■ Your goal: Below is a listing to transcribe in full and exactly; keep the pictures out.

start Dataset entries

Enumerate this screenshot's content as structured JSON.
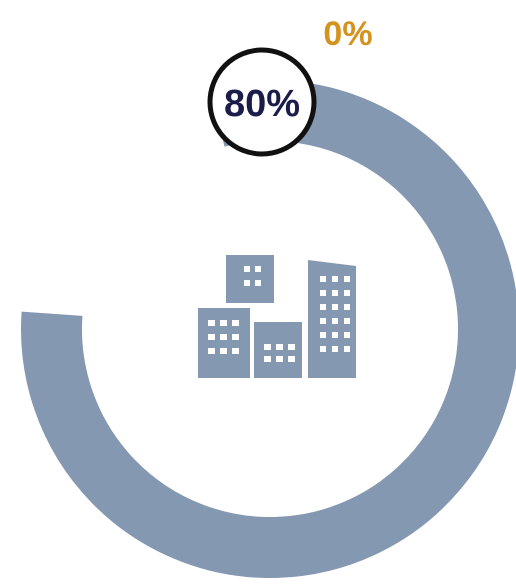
{
  "chart_data": {
    "type": "progress-ring",
    "value_percent": 80,
    "start_percent": 0,
    "labels": {
      "start": "0%",
      "current": "80%"
    },
    "center_icon": "buildings-icon"
  },
  "colors": {
    "ring": "#8598b2",
    "start_label": "#d4921e",
    "current_label": "#1c1c4a",
    "marker_border": "#111111",
    "icon": "#8598b2"
  }
}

end Dataset entries

■ Output:
Enumerate this screenshot's content as structured JSON.
{
  "chart_data": {
    "type": "progress-ring",
    "value_percent": 80,
    "start_percent": 0,
    "labels": {
      "start": "0%",
      "current": "80%"
    },
    "center_icon": "buildings-icon"
  },
  "colors": {
    "ring": "#8598b2",
    "start_label": "#d4921e",
    "current_label": "#1c1c4a",
    "marker_border": "#111111",
    "icon": "#8598b2"
  }
}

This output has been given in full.